**CONSIGNE 1**
Donnez seulement le nombre de lignes du relevé qui contiennent la chaîne "paragraph". La casse compte.

**TEXTE SOURCE**

Prouver son identité pour valider un achat : est-ce légal ?

Votre vendeur en ligne italien vous demande une copie de votre carte d’identité pour valider votre commande ? C'est ce qu'on appelle le KYC pour "Know Your Customer" ("connais ton client"). Certains vendeurs, français ou européens, cherchent juste à éviter les usurpations d’identité ou les fraudes au paiement. D'autres par contre, se servent de vos informations pour évaluer votre solvabilité, mieux vous cibler ou mieux connaître votre comportement d'achat. Comment faire face à ces techniques de marketing digital ? Comment sont-elles réglementées en Europe ? Explications et conseils dans cet article.

Pourquoi me demande-t-on de prouver mon identité avant d'acheter en ligne ?

Il n'est pas rare qu'un e-commerçant vous demande certaines informations dès le début de la commande ou avant de confirmer votre abonnement à un service. 

Il s'agit généralement de données classiques telles que votre nom, vos coordonnées postales, votre adresse email ou un numéro de téléphone. Le vendeur en ligne peut également vérifier votre adresse IP voire analyser le type de matériel utilisé (PC, smartphone, quel système d’exploitation etc.) via des logiciels. 

Certains vendeurs demandent également une copie de votre carte d'identité ou de votre passeport, ou tout autre document prouvant votre identité.

L'objectif de ces contrôles est de minimiser le risque de fraude au paiement ou l'usurpation d'identité.

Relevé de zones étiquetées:
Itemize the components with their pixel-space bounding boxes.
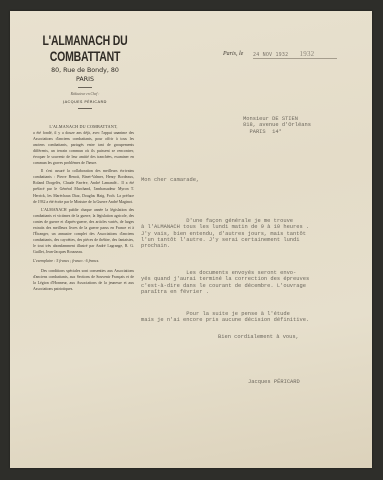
letterhead-title: L'ALMANACH DU COMBATTANT: [20, 33, 150, 65]
letter-paragraph: Les documents envoyés seront envo- yés q…: [141, 270, 309, 295]
recipient-line: Monsieur DE STIEN: [243, 116, 298, 122]
sidebar-paragraph: Des conditions spéciales sont consenties…: [33, 268, 134, 292]
recipient-line: 818, avenue d'Orléans: [243, 122, 311, 128]
letterhead-address: 80, Rue de Bondy, 80: [20, 67, 150, 74]
price-line: L'exemplaire : 5 francs ; franco : 6 fra…: [33, 258, 134, 264]
divider: [78, 108, 92, 109]
letterhead-city: PARIS: [20, 76, 150, 83]
handwritten-year: 1932: [300, 50, 315, 58]
divider: [78, 87, 92, 88]
almanach-description: L'ALMANACH DU COMBATTANT, a été fondé, i…: [33, 124, 134, 294]
editor-role: Rédacteur en Chef :: [20, 92, 150, 96]
date-stamp: 24 NOV 1932 1932: [253, 50, 337, 59]
editor-name: JACQUES PÉRICARD: [20, 99, 150, 104]
letter-paragraph: D'une façon générale je me trouve à l'AL…: [141, 218, 309, 249]
recipient-line: PARIS 14°: [243, 129, 282, 135]
letter-sheet: L'ALMANACH DU COMBATTANT 80, Rue de Bond…: [10, 11, 372, 468]
dateline-label: Paris, le: [223, 51, 243, 57]
letterhead: L'ALMANACH DU COMBATTANT 80, Rue de Bond…: [20, 33, 150, 109]
stamped-date: 24 NOV 1932: [253, 52, 288, 58]
signature: Jacques PÉRICARD: [248, 379, 300, 385]
recipient-address: Monsieur DE STIEN 818, avenue d'Orléans …: [243, 116, 311, 135]
sidebar-paragraph: Il s'est assuré la collaboration des mei…: [33, 168, 134, 204]
salutation: Mon cher camarade,: [141, 177, 199, 183]
sidebar-paragraph: a été fondé, il y a douze ans déjà, avec…: [33, 130, 134, 166]
sidebar-paragraph: L'ALMANACH publie chaque année la législ…: [33, 207, 134, 255]
letter-paragraph: Pour la suite je pense à l'étude mais je…: [141, 311, 309, 324]
closing: Bien cordialement à vous,: [218, 334, 299, 340]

**CONSIGNE 2**
Dites si chacune de ces affirmations concorde avec l'article sur la preuve d'identité lors d'un achat en ligne. Répondez par oui ou non et citez à l'identique les mots de l'article qui tranchent. (a) Le sigle KYC correspond à « Know Your Customer ». (b) Le vendeur en ligne n'a pas la possibilité de vérifier votre adresse IP. (c) Ces contrôles visent notamment à réduire le risque de fraude au paiement.

**RÉPONSE COMPLÈTE 1**
7

**RÉPONSE COMPLÈTE 2**
(a) Oui : « C'est ce qu'on appelle le KYC pour "Know Your Customer" ("connais ton client") ».
(b) Non : « Le vendeur en ligne peut également vérifier votre adresse IP ».
(c) Oui : « L'objectif de ces contrôles est de minimiser le risque de fraude au paiement ou l'usurpation d'identité. »